Dataset items

************

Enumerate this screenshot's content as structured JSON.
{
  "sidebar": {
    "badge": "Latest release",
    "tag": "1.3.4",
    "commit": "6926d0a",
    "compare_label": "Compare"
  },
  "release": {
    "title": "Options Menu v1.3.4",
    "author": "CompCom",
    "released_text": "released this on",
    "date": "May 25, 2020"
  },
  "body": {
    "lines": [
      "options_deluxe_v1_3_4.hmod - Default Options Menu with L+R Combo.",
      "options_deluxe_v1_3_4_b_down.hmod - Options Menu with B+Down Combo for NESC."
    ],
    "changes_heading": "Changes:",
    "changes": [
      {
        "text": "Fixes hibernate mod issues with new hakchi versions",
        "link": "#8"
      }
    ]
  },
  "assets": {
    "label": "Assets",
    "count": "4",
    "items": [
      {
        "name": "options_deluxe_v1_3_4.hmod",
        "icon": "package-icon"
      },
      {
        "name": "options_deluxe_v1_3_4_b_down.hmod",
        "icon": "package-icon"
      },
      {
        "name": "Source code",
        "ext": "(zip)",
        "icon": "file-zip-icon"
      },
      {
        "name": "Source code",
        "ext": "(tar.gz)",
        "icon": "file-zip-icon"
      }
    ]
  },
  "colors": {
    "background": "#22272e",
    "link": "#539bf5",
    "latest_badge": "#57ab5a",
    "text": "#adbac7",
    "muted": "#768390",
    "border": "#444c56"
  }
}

************

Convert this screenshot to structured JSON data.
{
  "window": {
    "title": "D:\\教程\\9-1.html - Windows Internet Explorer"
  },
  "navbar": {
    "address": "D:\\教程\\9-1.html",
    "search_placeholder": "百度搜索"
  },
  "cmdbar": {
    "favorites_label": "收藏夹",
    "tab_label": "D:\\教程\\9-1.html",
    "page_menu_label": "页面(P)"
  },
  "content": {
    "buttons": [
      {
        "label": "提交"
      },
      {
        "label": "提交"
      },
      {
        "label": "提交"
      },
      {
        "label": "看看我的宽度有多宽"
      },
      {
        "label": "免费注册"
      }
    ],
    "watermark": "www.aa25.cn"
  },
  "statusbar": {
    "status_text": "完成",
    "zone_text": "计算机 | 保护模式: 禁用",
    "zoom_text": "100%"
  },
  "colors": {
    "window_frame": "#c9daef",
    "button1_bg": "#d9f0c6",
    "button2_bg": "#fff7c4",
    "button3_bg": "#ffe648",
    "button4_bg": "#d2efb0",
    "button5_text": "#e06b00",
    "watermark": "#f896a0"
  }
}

************

* **WRITTEN TASK**
Where does the word "html" appear? Return each line that holds it.

* **ANSWER TO THIS PROBLEM**
    "title": "D:\\教程\\9-1.html - Windows Internet Explorer"
    "address": "D:\\教程\\9-1.html",
    "tab_label": "D:\\教程\\9-1.html",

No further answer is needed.